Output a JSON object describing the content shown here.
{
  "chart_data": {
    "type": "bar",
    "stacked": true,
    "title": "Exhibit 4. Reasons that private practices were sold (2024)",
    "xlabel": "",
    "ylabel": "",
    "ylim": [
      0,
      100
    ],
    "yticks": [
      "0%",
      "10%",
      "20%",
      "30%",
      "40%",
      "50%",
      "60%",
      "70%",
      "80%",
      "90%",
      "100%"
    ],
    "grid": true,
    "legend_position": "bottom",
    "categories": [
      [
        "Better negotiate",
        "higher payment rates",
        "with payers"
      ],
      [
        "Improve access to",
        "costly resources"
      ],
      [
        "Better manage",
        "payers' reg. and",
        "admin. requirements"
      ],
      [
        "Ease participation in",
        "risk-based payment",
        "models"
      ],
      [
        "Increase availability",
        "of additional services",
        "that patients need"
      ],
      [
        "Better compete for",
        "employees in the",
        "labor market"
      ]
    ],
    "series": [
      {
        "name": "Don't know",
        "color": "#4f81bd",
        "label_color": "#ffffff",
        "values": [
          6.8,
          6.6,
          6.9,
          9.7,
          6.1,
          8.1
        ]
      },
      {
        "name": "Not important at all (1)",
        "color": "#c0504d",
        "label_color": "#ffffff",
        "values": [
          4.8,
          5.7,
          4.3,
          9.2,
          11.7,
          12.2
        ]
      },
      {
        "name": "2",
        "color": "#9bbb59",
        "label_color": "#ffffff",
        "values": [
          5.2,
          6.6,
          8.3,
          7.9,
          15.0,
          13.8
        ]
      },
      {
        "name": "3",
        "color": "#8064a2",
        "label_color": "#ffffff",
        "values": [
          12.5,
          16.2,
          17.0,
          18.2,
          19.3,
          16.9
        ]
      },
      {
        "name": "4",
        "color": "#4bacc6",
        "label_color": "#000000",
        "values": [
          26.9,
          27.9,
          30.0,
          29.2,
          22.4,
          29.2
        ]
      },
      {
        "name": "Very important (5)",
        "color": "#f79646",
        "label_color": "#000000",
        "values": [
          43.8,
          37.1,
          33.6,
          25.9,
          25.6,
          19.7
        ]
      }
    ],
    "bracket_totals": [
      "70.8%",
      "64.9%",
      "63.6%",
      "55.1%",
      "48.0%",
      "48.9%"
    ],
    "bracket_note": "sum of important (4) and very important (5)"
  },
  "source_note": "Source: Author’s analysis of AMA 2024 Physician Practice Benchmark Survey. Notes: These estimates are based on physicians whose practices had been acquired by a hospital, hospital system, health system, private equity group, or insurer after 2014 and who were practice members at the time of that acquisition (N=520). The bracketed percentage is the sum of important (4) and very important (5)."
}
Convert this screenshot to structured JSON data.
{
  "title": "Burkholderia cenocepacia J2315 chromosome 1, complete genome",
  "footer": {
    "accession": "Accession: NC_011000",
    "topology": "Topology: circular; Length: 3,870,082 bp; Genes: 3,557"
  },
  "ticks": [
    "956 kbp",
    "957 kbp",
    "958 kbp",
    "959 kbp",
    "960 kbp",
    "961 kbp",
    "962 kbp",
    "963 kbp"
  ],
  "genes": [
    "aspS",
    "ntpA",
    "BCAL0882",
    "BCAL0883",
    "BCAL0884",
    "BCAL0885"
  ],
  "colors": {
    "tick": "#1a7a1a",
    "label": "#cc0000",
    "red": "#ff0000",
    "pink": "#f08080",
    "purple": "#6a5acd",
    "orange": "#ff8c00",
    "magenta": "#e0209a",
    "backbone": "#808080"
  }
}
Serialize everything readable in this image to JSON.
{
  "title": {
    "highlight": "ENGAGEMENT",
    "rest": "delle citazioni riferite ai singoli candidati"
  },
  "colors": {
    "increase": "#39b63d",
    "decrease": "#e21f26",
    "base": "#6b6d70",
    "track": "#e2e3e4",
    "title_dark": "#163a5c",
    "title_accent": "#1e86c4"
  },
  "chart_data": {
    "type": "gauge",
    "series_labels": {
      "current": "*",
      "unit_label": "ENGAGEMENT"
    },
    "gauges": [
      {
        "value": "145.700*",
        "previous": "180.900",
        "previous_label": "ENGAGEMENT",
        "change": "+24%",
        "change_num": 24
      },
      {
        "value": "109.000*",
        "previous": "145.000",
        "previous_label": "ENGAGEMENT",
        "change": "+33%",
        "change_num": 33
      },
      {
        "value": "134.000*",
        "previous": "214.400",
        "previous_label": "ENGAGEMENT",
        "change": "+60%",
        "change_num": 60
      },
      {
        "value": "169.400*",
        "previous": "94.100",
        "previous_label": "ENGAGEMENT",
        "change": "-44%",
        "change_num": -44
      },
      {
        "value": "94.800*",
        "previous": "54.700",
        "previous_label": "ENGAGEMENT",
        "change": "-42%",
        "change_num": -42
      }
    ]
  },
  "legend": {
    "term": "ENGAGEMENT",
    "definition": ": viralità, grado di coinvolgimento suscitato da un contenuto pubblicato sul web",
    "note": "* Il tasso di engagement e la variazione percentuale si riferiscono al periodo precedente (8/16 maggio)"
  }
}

--*--

Transcribe the data in full, keeping every detail.

- [Answer space]
Output a JSON object describing the content shown here.
{
  "chart_data": {
    "type": "bar",
    "stacked": true,
    "title": "Exhibit 4. Reasons that private practices were sold (2024)",
    "xlabel": "",
    "ylabel": "",
    "ylim": [
      0,
      100
    ],
    "yticks": [
      "0%",
      "10%",
      "20%",
      "30%",
      "40%",
      "50%",
      "60%",
      "70%",
      "80%",
      "90%",
      "100%"
    ],
    "grid": true,
    "legend_position": "bottom",
    "categories": [
      [
        "Better negotiate",
        "higher payment rates",
        "with payers"
      ],
      [
        "Improve access to",
        "costly resources"
      ],
      [
        "Better manage",
        "payers' reg. and",
        "admin. requirements"
      ],
      [
        "Ease participation in",
        "risk-based payment",
        "models"
      ],
      [
        "Increase availability",
        "of additional services",
        "that patients need"
      ],
      [
        "Better compete for",
        "employees in the",
        "labor market"
      ]
    ],
    "series": [
      {
        "name": "Don't know",
        "color": "#4f81bd",
        "label_color": "#ffffff",
        "values": [
          6.8,
          6.6,
          6.9,
          9.7,
          6.1,
          8.1
        ]
      },
      {
        "name": "Not important at all (1)",
        "color": "#c0504d",
        "label_color": "#ffffff",
        "values": [
          4.8,
          5.7,
          4.3,
          9.2,
          11.7,
          12.2
        ]
      },
      {
        "name": "2",
        "color": "#9bbb59",
        "label_color": "#ffffff",
        "values": [
          5.2,
          6.6,
          8.3,
          7.9,
          15.0,
          13.8
        ]
      },
      {
        "name": "3",
        "color": "#8064a2",
        "label_color": "#ffffff",
        "values": [
          12.5,
          16.2,
          17.0,
          18.2,
          19.3,
          16.9
        ]
      },
      {
        "name": "4",
        "color": "#4bacc6",
        "label_color": "#000000",
        "values": [
          26.9,
          27.9,
          30.0,
          29.2,
          22.4,
          29.2
        ]
      },
      {
        "name": "Very important (5)",
        "color": "#f79646",
        "label_color": "#000000",
        "values": [
          43.8,
          37.1,
          33.6,
          25.9,
          25.6,
          19.7
        ]
      }
    ],
    "bracket_totals": [
      "70.8%",
      "64.9%",
      "63.6%",
      "55.1%",
      "48.0%",
      "48.9%"
    ],
    "bracket_note": "sum of important (4) and very important (5)"
  },
  "source_note": "Source: Author’s analysis of AMA 2024 Physician Practice Benchmark Survey. Notes: These estimates are based on physicians whose practices had been acquired by a hospital, hospital system, health system, private equity group, or insurer after 2014 and who were practice members at the time of that acquisition (N=520). The bracketed percentage is the sum of important (4) and very important (5)."
}
Convert this screenshot to structured JSON data.
{
  "title": "Burkholderia cenocepacia J2315 chromosome 1, complete genome",
  "footer": {
    "accession": "Accession: NC_011000",
    "topology": "Topology: circular; Length: 3,870,082 bp; Genes: 3,557"
  },
  "ticks": [
    "956 kbp",
    "957 kbp",
    "958 kbp",
    "959 kbp",
    "960 kbp",
    "961 kbp",
    "962 kbp",
    "963 kbp"
  ],
  "genes": [
    "aspS",
    "ntpA",
    "BCAL0882",
    "BCAL0883",
    "BCAL0884",
    "BCAL0885"
  ],
  "colors": {
    "tick": "#1a7a1a",
    "label": "#cc0000",
    "red": "#ff0000",
    "pink": "#f08080",
    "purple": "#6a5acd",
    "orange": "#ff8c00",
    "magenta": "#e0209a",
    "backbone": "#808080"
  }
}
Serialize everything readable in this image to JSON.
{
  "title": {
    "highlight": "ENGAGEMENT",
    "rest": "delle citazioni riferite ai singoli candidati"
  },
  "colors": {
    "increase": "#39b63d",
    "decrease": "#e21f26",
    "base": "#6b6d70",
    "track": "#e2e3e4",
    "title_dark": "#163a5c",
    "title_accent": "#1e86c4"
  },
  "chart_data": {
    "type": "gauge",
    "series_labels": {
      "current": "*",
      "unit_label": "ENGAGEMENT"
    },
    "gauges": [
      {
        "value": "145.700*",
        "previous": "180.900",
        "previous_label": "ENGAGEMENT",
        "change": "+24%",
        "change_num": 24
      },
      {
        "value": "109.000*",
        "previous": "145.000",
        "previous_label": "ENGAGEMENT",
        "change": "+33%",
        "change_num": 33
      },
      {
        "value": "134.000*",
        "previous": "214.400",
        "previous_label": "ENGAGEMENT",
        "change": "+60%",
        "change_num": 60
      },
      {
        "value": "169.400*",
        "previous": "94.100",
        "previous_label": "ENGAGEMENT",
        "change": "-44%",
        "change_num": -44
      },
      {
        "value": "94.800*",
        "previous": "54.700",
        "previous_label": "ENGAGEMENT",
        "change": "-42%",
        "change_num": -42
      }
    ]
  },
  "legend": {
    "term": "ENGAGEMENT",
    "definition": ": viralità, grado di coinvolgimento suscitato da un contenuto pubblicato sul web",
    "note": "* Il tasso di engagement e la variazione percentuale si riferiscono al periodo precedente (8/16 maggio)"
  }
}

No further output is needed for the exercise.